§ **TASK DETAILS**:
Check every line below for the word "agent" and copy each one that has it.

## START PROVIDED RECORDS

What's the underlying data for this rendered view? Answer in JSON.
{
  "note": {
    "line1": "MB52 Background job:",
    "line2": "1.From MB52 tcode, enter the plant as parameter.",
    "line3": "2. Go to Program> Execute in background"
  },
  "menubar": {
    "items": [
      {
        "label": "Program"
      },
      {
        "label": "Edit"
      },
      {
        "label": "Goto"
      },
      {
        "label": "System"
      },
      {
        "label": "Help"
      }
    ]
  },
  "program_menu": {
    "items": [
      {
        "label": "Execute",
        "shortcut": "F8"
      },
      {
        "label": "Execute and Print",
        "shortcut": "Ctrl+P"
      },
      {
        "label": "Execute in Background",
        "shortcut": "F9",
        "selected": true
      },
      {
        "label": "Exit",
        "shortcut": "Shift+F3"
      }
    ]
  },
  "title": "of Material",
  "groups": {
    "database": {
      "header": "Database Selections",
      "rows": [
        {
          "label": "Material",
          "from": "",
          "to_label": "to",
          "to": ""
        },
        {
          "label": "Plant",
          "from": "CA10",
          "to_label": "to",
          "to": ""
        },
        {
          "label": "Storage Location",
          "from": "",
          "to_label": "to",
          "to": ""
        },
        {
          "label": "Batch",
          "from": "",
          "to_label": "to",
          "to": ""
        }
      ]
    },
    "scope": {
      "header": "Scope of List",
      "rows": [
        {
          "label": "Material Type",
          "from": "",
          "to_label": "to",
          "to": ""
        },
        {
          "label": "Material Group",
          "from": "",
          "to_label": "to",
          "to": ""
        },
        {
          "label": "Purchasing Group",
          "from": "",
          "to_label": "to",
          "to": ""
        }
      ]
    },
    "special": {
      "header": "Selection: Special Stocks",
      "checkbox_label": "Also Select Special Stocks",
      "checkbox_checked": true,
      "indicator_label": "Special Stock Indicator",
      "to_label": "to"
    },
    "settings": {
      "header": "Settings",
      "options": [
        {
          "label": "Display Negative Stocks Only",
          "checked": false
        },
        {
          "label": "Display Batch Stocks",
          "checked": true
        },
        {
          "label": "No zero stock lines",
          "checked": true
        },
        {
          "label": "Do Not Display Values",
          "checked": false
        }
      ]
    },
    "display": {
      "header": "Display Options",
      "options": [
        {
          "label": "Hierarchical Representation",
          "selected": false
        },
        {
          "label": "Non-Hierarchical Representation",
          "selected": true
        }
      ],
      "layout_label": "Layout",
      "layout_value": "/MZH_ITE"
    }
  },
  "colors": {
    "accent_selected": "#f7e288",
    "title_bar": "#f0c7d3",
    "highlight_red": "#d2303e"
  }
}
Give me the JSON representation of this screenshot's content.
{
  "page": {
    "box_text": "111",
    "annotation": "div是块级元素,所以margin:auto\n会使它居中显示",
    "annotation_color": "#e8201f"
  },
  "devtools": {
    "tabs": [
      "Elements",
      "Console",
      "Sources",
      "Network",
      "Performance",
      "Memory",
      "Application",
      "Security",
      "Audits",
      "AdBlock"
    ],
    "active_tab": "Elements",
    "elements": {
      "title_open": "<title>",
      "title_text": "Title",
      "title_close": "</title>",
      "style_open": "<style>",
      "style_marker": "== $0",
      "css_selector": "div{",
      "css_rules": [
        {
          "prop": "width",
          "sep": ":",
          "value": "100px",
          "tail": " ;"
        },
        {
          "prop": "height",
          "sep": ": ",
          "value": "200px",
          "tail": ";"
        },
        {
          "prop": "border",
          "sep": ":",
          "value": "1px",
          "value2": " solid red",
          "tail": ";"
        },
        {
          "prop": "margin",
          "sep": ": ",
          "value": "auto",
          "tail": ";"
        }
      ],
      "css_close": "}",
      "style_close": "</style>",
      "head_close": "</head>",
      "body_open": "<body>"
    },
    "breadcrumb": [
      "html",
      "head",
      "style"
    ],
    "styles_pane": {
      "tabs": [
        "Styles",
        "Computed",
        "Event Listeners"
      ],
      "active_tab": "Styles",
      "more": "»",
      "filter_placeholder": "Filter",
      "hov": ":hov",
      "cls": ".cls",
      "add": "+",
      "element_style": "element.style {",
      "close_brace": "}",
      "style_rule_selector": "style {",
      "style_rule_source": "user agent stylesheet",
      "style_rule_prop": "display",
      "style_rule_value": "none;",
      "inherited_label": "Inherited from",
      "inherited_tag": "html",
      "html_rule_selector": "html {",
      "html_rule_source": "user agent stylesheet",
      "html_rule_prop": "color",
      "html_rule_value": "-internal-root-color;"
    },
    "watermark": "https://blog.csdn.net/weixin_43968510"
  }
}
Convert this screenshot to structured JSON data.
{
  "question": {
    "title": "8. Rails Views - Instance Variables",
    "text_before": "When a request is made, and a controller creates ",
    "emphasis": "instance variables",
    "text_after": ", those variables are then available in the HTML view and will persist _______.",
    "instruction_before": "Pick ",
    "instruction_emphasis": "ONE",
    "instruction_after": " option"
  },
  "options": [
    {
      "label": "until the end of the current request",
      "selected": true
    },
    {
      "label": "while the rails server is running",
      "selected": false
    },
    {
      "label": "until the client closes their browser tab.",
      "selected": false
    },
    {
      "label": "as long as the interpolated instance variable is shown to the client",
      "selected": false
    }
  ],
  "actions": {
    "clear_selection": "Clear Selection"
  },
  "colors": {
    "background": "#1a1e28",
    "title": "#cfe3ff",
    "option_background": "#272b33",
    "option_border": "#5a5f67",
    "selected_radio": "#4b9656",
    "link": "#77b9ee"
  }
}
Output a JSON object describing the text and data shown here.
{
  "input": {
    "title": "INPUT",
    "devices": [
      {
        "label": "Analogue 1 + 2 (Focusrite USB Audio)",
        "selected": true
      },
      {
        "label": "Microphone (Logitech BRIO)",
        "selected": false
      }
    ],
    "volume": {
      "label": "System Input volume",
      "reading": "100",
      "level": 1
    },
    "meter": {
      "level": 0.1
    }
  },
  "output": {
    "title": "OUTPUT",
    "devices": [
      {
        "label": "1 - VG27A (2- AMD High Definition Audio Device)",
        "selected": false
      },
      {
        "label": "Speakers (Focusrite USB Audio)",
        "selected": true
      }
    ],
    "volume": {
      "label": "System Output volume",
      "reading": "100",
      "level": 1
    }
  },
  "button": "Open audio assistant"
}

## END PROVIDED RECORDS

§ **RESPONSE BELOW**:
      "style_rule_source": "user agent stylesheet",
      "html_rule_source": "user agent stylesheet",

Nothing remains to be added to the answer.